VORLIEGENDER TEXT:
< 1 Samuel 22 >
1 Und David ging von dannen und entrann in die Höhle Adullam. Und als seine Brüder und das ganze Haus seines Vaters es hörten, kamen sie dorthin zu ihm hinab.
Potem Dawid odszedł stamtąd i uciekł do jaskini Adullam. Kiedy jego bracia i cała rodzina jego ojca usłyszeli o tym, przyszli tam do niego.
2 Und es versammelten sich zu ihm jeder Bedrängte, und jeder, der einen Gläubiger hatte, und jeder, der erbitterten Gemütes war, und er wurde ihr Oberster, und es waren bei ihm an vierhundert Mann.
I zebrali się wokół niego wszyscy, którzy byli uciśnieni, wszyscy, którzy byli zadłużeni, oraz wszyscy, którzy byli rozgoryczeni, a on stał się ich przywódcą. I było przy nim około czterystu mężczyzn.
3 Und David ging von dannen nach Mizpe-Moab; und er sprach zu dem König von Moab: Laß doch meinen Vater und meine Mutter ausziehen und bei euch sein, bis ich weiß, was Gott mir tun wird.
Stamtąd Dawid poszedł do Mispy w Moabie i powiedział do króla Moabu: Pozwól, proszę, by mój ojciec i moja matka przyszli i [mieszkali] z wami, aż się dowiem, co Bóg ze mną uczyni.

VERFÜGBARE DATEN:

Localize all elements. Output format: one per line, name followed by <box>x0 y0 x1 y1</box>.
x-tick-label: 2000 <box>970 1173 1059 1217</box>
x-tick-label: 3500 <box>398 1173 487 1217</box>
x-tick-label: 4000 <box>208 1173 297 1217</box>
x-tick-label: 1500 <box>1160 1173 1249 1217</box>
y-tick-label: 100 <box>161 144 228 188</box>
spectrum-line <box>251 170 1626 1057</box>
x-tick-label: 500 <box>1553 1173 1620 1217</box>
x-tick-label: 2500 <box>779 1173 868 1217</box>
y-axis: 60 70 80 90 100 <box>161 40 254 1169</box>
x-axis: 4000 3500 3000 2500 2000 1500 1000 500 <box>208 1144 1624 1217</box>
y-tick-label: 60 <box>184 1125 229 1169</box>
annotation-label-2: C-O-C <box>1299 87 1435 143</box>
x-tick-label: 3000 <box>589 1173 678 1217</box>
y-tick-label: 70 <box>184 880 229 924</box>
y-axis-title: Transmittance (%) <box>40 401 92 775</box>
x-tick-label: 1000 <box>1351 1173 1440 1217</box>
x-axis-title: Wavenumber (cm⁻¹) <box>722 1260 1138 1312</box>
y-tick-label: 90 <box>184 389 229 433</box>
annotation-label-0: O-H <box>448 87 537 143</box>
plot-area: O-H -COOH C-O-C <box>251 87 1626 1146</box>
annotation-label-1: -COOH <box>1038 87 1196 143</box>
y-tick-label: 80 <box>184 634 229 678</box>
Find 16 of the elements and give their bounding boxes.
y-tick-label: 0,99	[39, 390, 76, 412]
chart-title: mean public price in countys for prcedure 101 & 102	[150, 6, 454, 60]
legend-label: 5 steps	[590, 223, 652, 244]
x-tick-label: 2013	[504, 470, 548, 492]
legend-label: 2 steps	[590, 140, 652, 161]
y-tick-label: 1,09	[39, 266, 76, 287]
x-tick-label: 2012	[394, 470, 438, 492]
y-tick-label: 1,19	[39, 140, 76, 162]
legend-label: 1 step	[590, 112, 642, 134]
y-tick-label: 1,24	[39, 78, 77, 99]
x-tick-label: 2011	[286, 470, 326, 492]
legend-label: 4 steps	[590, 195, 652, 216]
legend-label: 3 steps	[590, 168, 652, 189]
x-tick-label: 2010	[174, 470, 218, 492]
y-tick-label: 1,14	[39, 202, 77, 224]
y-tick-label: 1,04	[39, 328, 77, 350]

ARBEITSAUFTRAG 1:
Beantworte anhand des Textes zu 1 Samuel 22 die folgenden Fragen:
(a) In welche Höhle entrann David?
(b) Wie viele Mann waren bei ihm, nachdem er ihr Oberster geworden war?
(c) An wen richtete David in Mizpe-Moab seine Bitte für Vater und Mutter?
ARBEITSAUFTRAG 2:
Schreibe den Text zu 1 Samuel 22 weiter, beginnend nach seinem letzten Satz.
Die Zeilen spielen hier keine Rolle.

ERGEBNIS 1:
(a) In die Höhle Adullam.
(b) An vierhundert Mann.
(c) An den König von Moab.

ERGEBNIS 2:
4 Und er führte sie vor den König von Moab, und sie wohnten bei ihm alle Tage, die David auf der Bergfeste war.
Przyprowadził ich więc przed króla Moabu i mieszkali u niego przez wszystkie dni, kiedy Dawid przebywał w warowni.
5 Und Gad, der Prophet, sprach zu David: Bleibe nicht auf der Bergfeste; gehe hin und begib dich in das Land Juda. Und David ging hin und kam in den Wald Hereth.
Potem prorok Gad powiedział do Dawida: Nie pozostawaj w warowni. Wyrusz i wróć do ziemi judzkiej. Dawid wyruszył więc i przybył do lasu Cheret.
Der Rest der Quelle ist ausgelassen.